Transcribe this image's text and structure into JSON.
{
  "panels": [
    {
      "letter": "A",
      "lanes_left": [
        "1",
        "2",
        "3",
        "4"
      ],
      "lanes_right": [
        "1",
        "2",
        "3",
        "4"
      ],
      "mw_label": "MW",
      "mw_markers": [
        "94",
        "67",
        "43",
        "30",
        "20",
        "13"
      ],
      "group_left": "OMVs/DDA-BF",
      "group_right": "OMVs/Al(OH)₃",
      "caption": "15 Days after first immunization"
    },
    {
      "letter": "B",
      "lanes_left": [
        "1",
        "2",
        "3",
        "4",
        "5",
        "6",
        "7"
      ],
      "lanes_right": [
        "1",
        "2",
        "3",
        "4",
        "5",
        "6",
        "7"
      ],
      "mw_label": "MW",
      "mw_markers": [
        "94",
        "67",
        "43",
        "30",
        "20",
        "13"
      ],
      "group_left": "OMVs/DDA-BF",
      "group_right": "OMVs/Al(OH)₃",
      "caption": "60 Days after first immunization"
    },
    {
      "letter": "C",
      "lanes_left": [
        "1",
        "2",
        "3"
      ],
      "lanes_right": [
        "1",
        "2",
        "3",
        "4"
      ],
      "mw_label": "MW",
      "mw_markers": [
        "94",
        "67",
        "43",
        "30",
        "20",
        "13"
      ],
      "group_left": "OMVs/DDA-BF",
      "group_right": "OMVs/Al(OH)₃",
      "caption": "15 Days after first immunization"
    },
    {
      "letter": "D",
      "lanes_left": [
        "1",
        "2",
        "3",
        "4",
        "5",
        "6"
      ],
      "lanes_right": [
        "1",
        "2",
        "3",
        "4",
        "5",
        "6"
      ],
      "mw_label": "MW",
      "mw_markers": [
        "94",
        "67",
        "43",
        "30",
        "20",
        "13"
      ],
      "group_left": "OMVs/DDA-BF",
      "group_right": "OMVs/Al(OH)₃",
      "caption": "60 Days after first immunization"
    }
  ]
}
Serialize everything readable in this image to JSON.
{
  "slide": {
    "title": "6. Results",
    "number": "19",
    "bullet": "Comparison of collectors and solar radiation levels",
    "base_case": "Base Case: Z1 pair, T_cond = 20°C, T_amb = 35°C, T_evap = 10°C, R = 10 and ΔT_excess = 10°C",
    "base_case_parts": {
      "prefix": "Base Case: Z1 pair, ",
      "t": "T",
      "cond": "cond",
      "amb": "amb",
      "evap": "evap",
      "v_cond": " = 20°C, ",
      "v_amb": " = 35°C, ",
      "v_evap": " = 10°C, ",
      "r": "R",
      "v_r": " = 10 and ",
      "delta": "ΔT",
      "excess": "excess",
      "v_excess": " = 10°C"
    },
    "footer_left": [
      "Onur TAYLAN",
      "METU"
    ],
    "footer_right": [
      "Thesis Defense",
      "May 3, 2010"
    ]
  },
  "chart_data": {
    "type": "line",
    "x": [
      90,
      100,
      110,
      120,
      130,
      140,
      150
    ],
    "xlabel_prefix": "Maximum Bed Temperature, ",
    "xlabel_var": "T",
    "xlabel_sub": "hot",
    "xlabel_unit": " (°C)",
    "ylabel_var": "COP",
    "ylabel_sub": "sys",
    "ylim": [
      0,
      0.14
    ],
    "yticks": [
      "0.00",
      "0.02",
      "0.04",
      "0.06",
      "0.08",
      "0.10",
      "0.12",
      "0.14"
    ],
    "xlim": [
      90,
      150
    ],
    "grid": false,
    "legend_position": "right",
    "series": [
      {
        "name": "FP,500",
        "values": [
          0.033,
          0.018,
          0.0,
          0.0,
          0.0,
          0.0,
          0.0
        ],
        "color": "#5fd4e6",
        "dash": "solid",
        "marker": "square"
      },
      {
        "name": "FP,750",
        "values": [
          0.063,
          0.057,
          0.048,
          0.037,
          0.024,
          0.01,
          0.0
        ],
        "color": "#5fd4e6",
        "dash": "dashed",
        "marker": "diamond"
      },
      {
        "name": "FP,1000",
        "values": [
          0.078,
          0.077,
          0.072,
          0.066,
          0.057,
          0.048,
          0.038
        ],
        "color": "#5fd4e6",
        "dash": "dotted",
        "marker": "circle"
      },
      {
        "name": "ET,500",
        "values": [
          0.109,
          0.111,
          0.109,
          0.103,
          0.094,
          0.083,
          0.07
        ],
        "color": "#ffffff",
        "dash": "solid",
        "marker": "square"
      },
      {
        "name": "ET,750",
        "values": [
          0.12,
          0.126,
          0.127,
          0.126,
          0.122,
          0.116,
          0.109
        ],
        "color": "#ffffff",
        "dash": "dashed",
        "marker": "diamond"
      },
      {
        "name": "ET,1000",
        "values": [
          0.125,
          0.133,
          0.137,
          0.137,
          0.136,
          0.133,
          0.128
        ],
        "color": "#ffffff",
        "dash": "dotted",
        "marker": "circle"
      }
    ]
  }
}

######

PROBLEM DESCRIPTION => Reproduce all of the data exactly as given.

THE OUTPUT =>
Transcribe this image's text and structure into JSON.
{
  "panels": [
    {
      "letter": "A",
      "lanes_left": [
        "1",
        "2",
        "3",
        "4"
      ],
      "lanes_right": [
        "1",
        "2",
        "3",
        "4"
      ],
      "mw_label": "MW",
      "mw_markers": [
        "94",
        "67",
        "43",
        "30",
        "20",
        "13"
      ],
      "group_left": "OMVs/DDA-BF",
      "group_right": "OMVs/Al(OH)₃",
      "caption": "15 Days after first immunization"
    },
    {
      "letter": "B",
      "lanes_left": [
        "1",
        "2",
        "3",
        "4",
        "5",
        "6",
        "7"
      ],
      "lanes_right": [
        "1",
        "2",
        "3",
        "4",
        "5",
        "6",
        "7"
      ],
      "mw_label": "MW",
      "mw_markers": [
        "94",
        "67",
        "43",
        "30",
        "20",
        "13"
      ],
      "group_left": "OMVs/DDA-BF",
      "group_right": "OMVs/Al(OH)₃",
      "caption": "60 Days after first immunization"
    },
    {
      "letter": "C",
      "lanes_left": [
        "1",
        "2",
        "3"
      ],
      "lanes_right": [
        "1",
        "2",
        "3",
        "4"
      ],
      "mw_label": "MW",
      "mw_markers": [
        "94",
        "67",
        "43",
        "30",
        "20",
        "13"
      ],
      "group_left": "OMVs/DDA-BF",
      "group_right": "OMVs/Al(OH)₃",
      "caption": "15 Days after first immunization"
    },
    {
      "letter": "D",
      "lanes_left": [
        "1",
        "2",
        "3",
        "4",
        "5",
        "6"
      ],
      "lanes_right": [
        "1",
        "2",
        "3",
        "4",
        "5",
        "6"
      ],
      "mw_label": "MW",
      "mw_markers": [
        "94",
        "67",
        "43",
        "30",
        "20",
        "13"
      ],
      "group_left": "OMVs/DDA-BF",
      "group_right": "OMVs/Al(OH)₃",
      "caption": "60 Days after first immunization"
    }
  ]
}
Serialize everything readable in this image to JSON.
{
  "slide": {
    "title": "6. Results",
    "number": "19",
    "bullet": "Comparison of collectors and solar radiation levels",
    "base_case": "Base Case: Z1 pair, T_cond = 20°C, T_amb = 35°C, T_evap = 10°C, R = 10 and ΔT_excess = 10°C",
    "base_case_parts": {
      "prefix": "Base Case: Z1 pair, ",
      "t": "T",
      "cond": "cond",
      "amb": "amb",
      "evap": "evap",
      "v_cond": " = 20°C, ",
      "v_amb": " = 35°C, ",
      "v_evap": " = 10°C, ",
      "r": "R",
      "v_r": " = 10 and ",
      "delta": "ΔT",
      "excess": "excess",
      "v_excess": " = 10°C"
    },
    "footer_left": [
      "Onur TAYLAN",
      "METU"
    ],
    "footer_right": [
      "Thesis Defense",
      "May 3, 2010"
    ]
  },
  "chart_data": {
    "type": "line",
    "x": [
      90,
      100,
      110,
      120,
      130,
      140,
      150
    ],
    "xlabel_prefix": "Maximum Bed Temperature, ",
    "xlabel_var": "T",
    "xlabel_sub": "hot",
    "xlabel_unit": " (°C)",
    "ylabel_var": "COP",
    "ylabel_sub": "sys",
    "ylim": [
      0,
      0.14
    ],
    "yticks": [
      "0.00",
      "0.02",
      "0.04",
      "0.06",
      "0.08",
      "0.10",
      "0.12",
      "0.14"
    ],
    "xlim": [
      90,
      150
    ],
    "grid": false,
    "legend_position": "right",
    "series": [
      {
        "name": "FP,500",
        "values": [
          0.033,
          0.018,
          0.0,
          0.0,
          0.0,
          0.0,
          0.0
        ],
        "color": "#5fd4e6",
        "dash": "solid",
        "marker": "square"
      },
      {
        "name": "FP,750",
        "values": [
          0.063,
          0.057,
          0.048,
          0.037,
          0.024,
          0.01,
          0.0
        ],
        "color": "#5fd4e6",
        "dash": "dashed",
        "marker": "diamond"
      },
      {
        "name": "FP,1000",
        "values": [
          0.078,
          0.077,
          0.072,
          0.066,
          0.057,
          0.048,
          0.038
        ],
        "color": "#5fd4e6",
        "dash": "dotted",
        "marker": "circle"
      },
      {
        "name": "ET,500",
        "values": [
          0.109,
          0.111,
          0.109,
          0.103,
          0.094,
          0.083,
          0.07
        ],
        "color": "#ffffff",
        "dash": "solid",
        "marker": "square"
      },
      {
        "name": "ET,750",
        "values": [
          0.12,
          0.126,
          0.127,
          0.126,
          0.122,
          0.116,
          0.109
        ],
        "color": "#ffffff",
        "dash": "dashed",
        "marker": "diamond"
      },
      {
        "name": "ET,1000",
        "values": [
          0.125,
          0.133,
          0.137,
          0.137,
          0.136,
          0.133,
          0.128
        ],
        "color": "#ffffff",
        "dash": "dotted",
        "marker": "circle"
      }
    ]
  }
}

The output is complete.